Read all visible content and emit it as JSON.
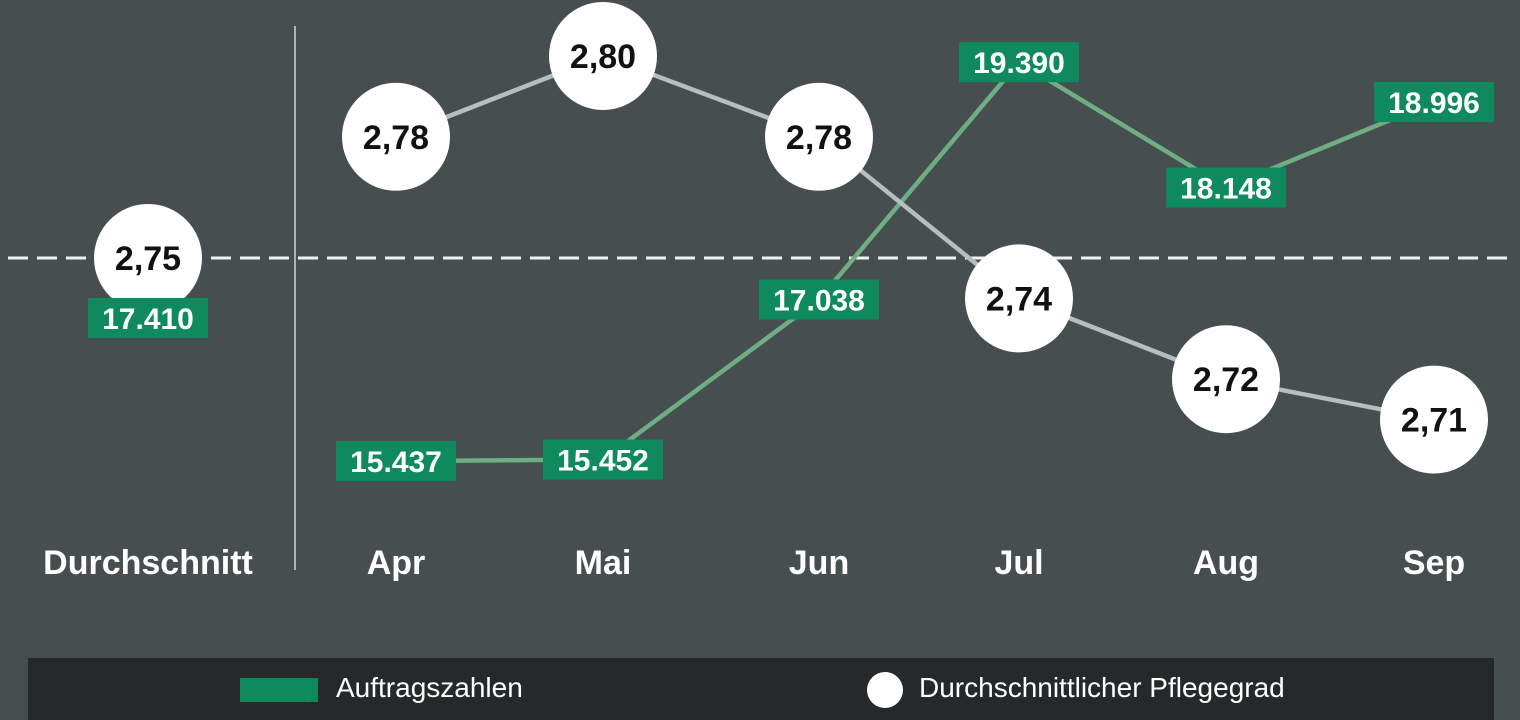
{
  "colors": {
    "background": "#464e4f",
    "green": "#0e8a5c",
    "green_line": "#6fae85",
    "grey_line": "#b6bfc0",
    "circle": "#ffffff",
    "legend_bg": "#26292a"
  },
  "chart_data": {
    "type": "line",
    "categories": [
      "Durchschnitt",
      "Apr",
      "Mai",
      "Jun",
      "Jul",
      "Aug",
      "Sep"
    ],
    "series": [
      {
        "name": "Auftragszahlen",
        "marker": "green-label",
        "values": [
          17410,
          15437,
          15452,
          17038,
          19390,
          18148,
          18996
        ],
        "labels": [
          "17.410",
          "15.437",
          "15.452",
          "17.038",
          "19.390",
          "18.148",
          "18.996"
        ]
      },
      {
        "name": "Durchschnittlicher Pflegegrad",
        "marker": "white-circle",
        "values": [
          2.75,
          2.78,
          2.8,
          2.78,
          2.74,
          2.72,
          2.71
        ],
        "labels": [
          "2,75",
          "2,78",
          "2,80",
          "2,78",
          "2,74",
          "2,72",
          "2,71"
        ]
      }
    ],
    "reference_line": "average (dashed)",
    "grid": false,
    "legend_position": "bottom"
  },
  "legend": {
    "orders_label": "Auftragszahlen",
    "care_label": "Durchschnittlicher Pflegegrad"
  }
}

##########

Exercise aim - Using the data above, copy each line that contains "name".

Answer below -
        "name": "Auftragszahlen",
        "name": "Durchschnittlicher Pflegegrad",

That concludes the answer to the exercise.